## What to work on
Which lines include the word "PATRIMOINE"? Copy each of them.

· · ·

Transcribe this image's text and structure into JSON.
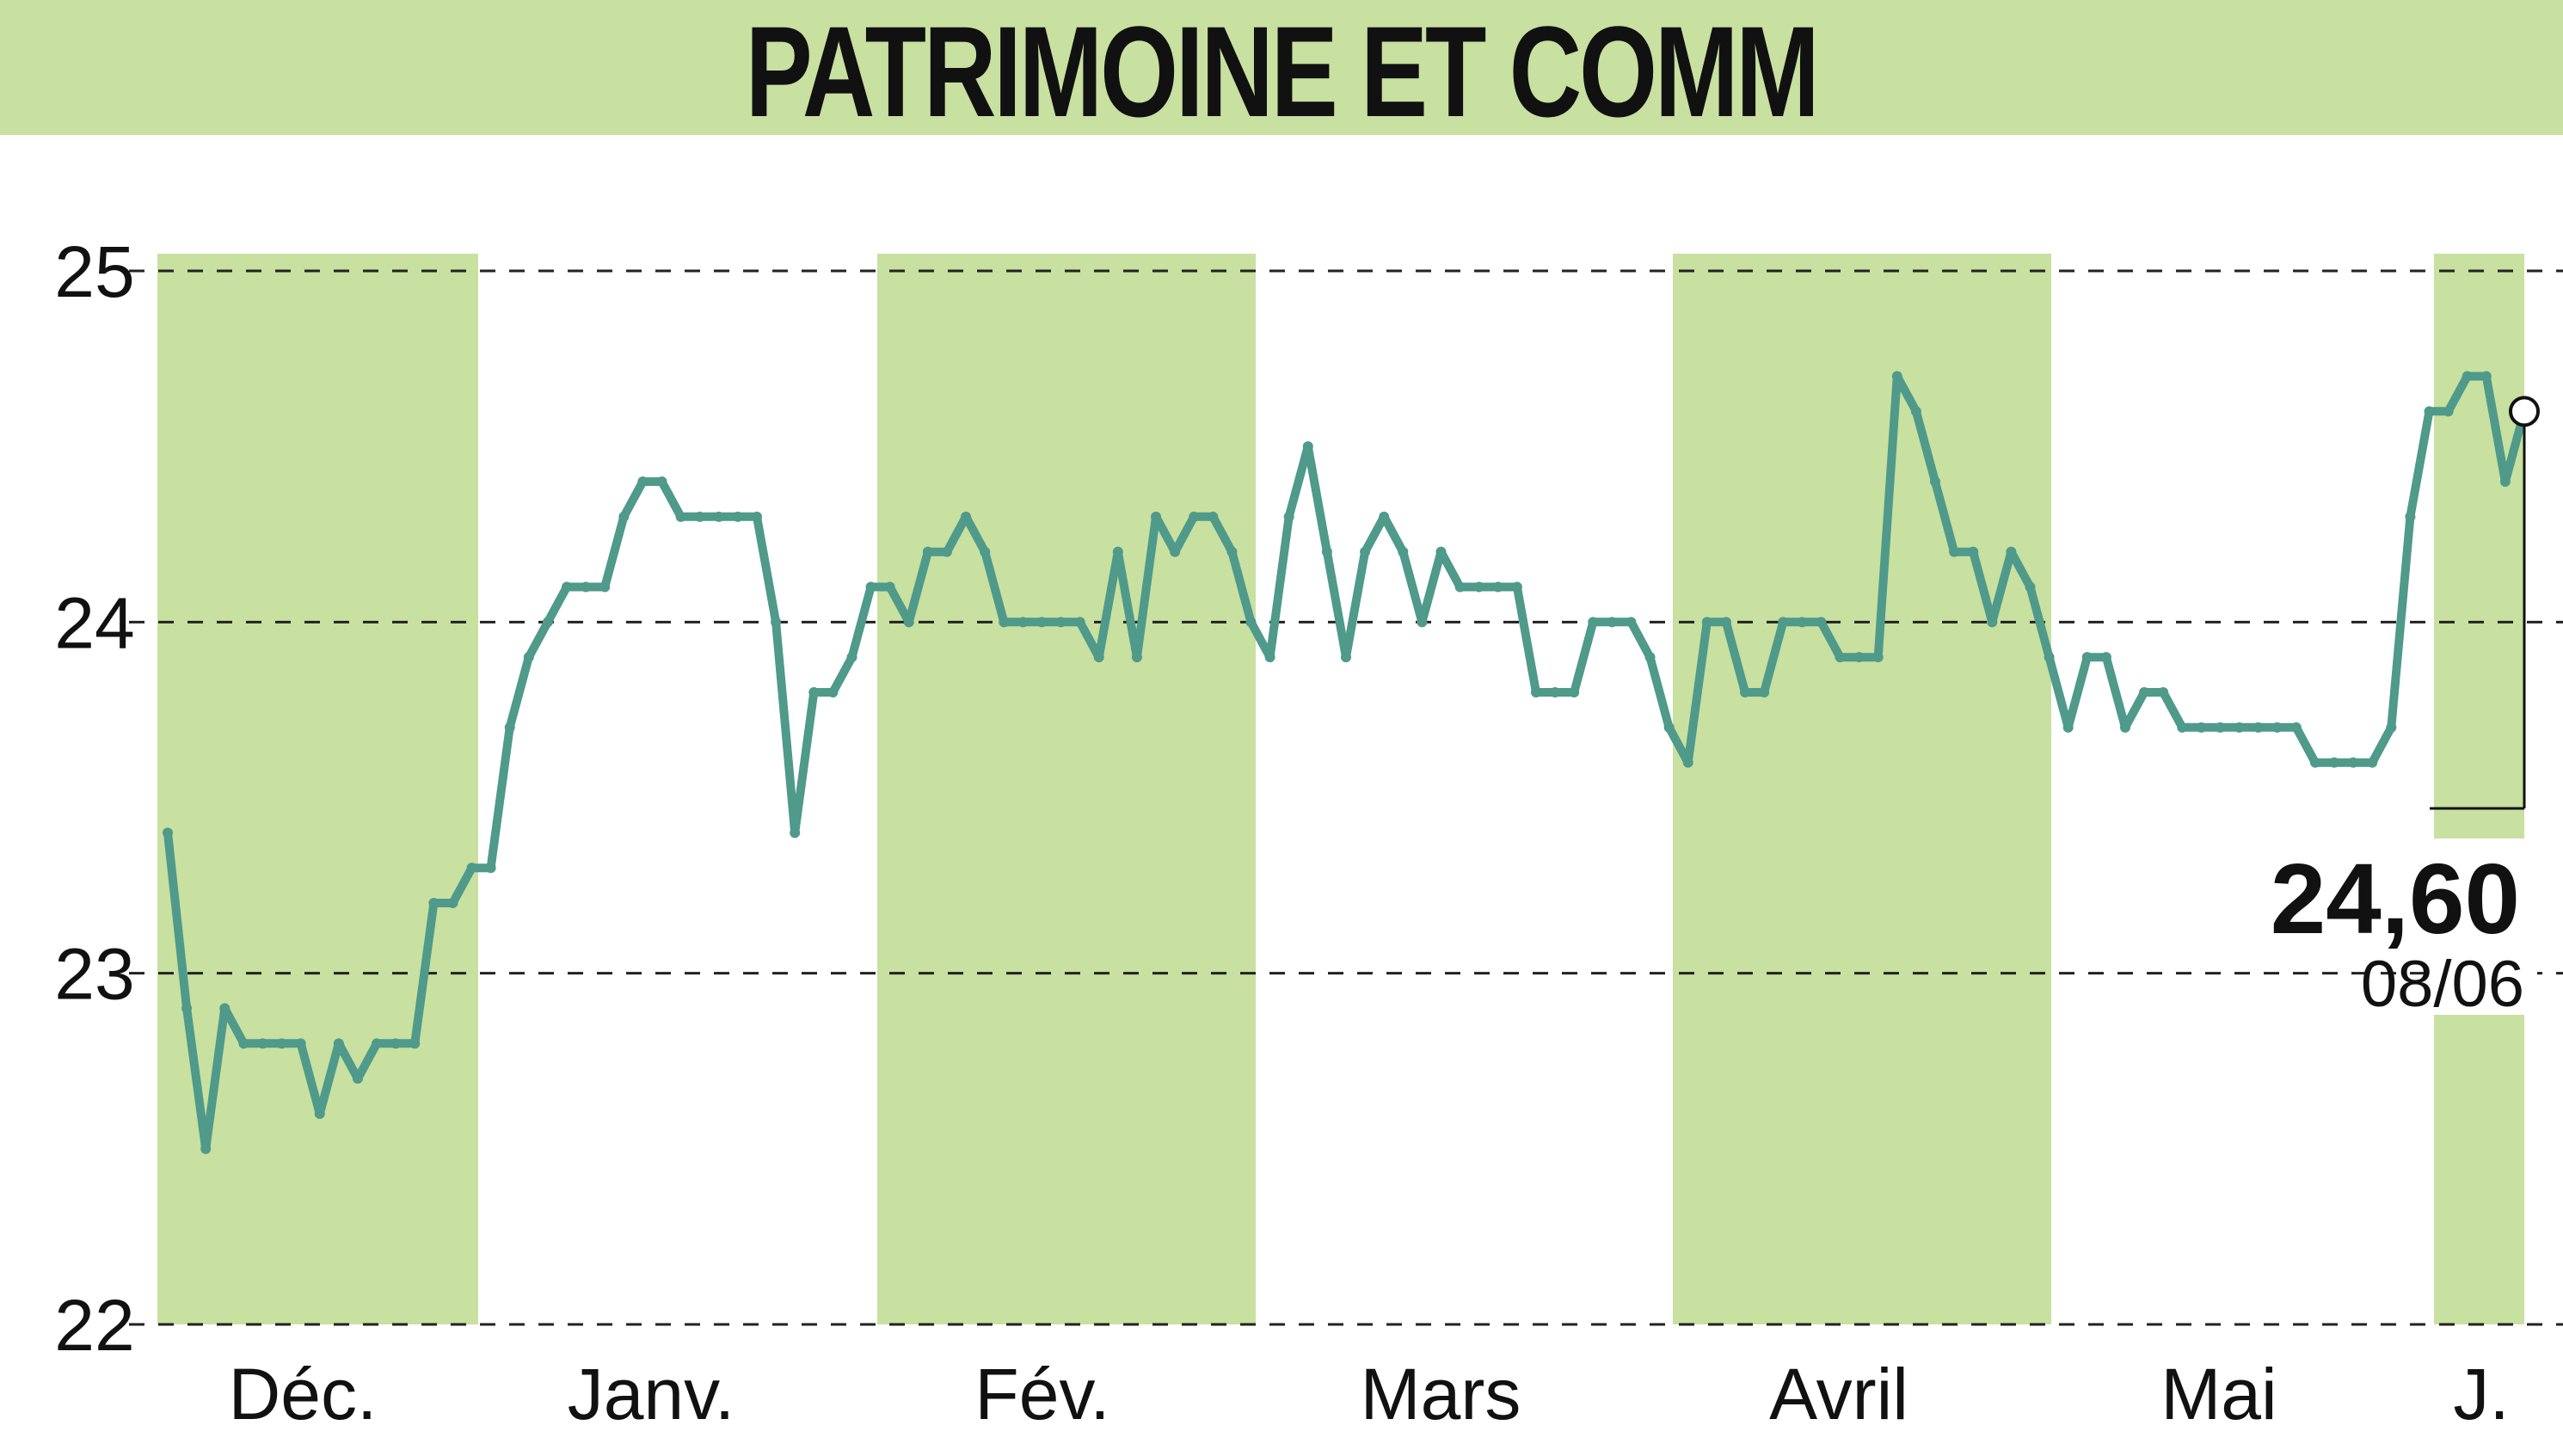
{
  "title": "PATRIMOINE ET COMM",
  "chart_data": {
    "type": "line",
    "title": "PATRIMOINE ET COMM",
    "xlabel": "",
    "ylabel": "",
    "ylim": [
      22,
      25
    ],
    "yticks": [
      "25",
      "24",
      "23",
      "22"
    ],
    "ytick_values": [
      25,
      24,
      23,
      22
    ],
    "grid": true,
    "months": [
      "Déc.",
      "Janv.",
      "Fév.",
      "Mars",
      "Avril",
      "Mai",
      "J."
    ],
    "shaded_months": [
      0,
      2,
      4,
      6
    ],
    "last_value": "24,60",
    "last_date": "08/06",
    "line_color": "#4f9a8a",
    "shade_color": "#c8e0a0",
    "series": [
      {
        "values": [
          23.4,
          22.9,
          22.5,
          22.9,
          22.8,
          22.8,
          22.8,
          22.8,
          22.6,
          22.8,
          22.7,
          22.8,
          22.8,
          22.8,
          23.2,
          23.2,
          23.3,
          23.3,
          23.7,
          23.9,
          24.0,
          24.1,
          24.1,
          24.1,
          24.3,
          24.4,
          24.4,
          24.3,
          24.3,
          24.3,
          24.3,
          24.3,
          24.0,
          23.4,
          23.8,
          23.8,
          23.9,
          24.1,
          24.1,
          24.0,
          24.2,
          24.2,
          24.3,
          24.2,
          24.0,
          24.0,
          24.0,
          24.0,
          24.0,
          23.9,
          24.2,
          23.9,
          24.3,
          24.2,
          24.3,
          24.3,
          24.2,
          24.0,
          23.9,
          24.3,
          24.5,
          24.2,
          23.9,
          24.2,
          24.3,
          24.2,
          24.0,
          24.2,
          24.1,
          24.1,
          24.1,
          24.1,
          23.8,
          23.8,
          23.8,
          24.0,
          24.0,
          24.0,
          23.9,
          23.7,
          23.6,
          24.0,
          24.0,
          23.8,
          23.8,
          24.0,
          24.0,
          24.0,
          23.9,
          23.9,
          23.9,
          24.7,
          24.6,
          24.4,
          24.2,
          24.2,
          24.0,
          24.2,
          24.1,
          23.9,
          23.7,
          23.9,
          23.9,
          23.7,
          23.8,
          23.8,
          23.7,
          23.7,
          23.7,
          23.7,
          23.7,
          23.7,
          23.7,
          23.6,
          23.6,
          23.6,
          23.6,
          23.7,
          24.3,
          24.6,
          24.6,
          24.7,
          24.7,
          24.4,
          24.6
        ]
      }
    ]
  }
}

· · ·

## Output of the task
  "title": "PATRIMOINE ET COMM",
    "title": "PATRIMOINE ET COMM",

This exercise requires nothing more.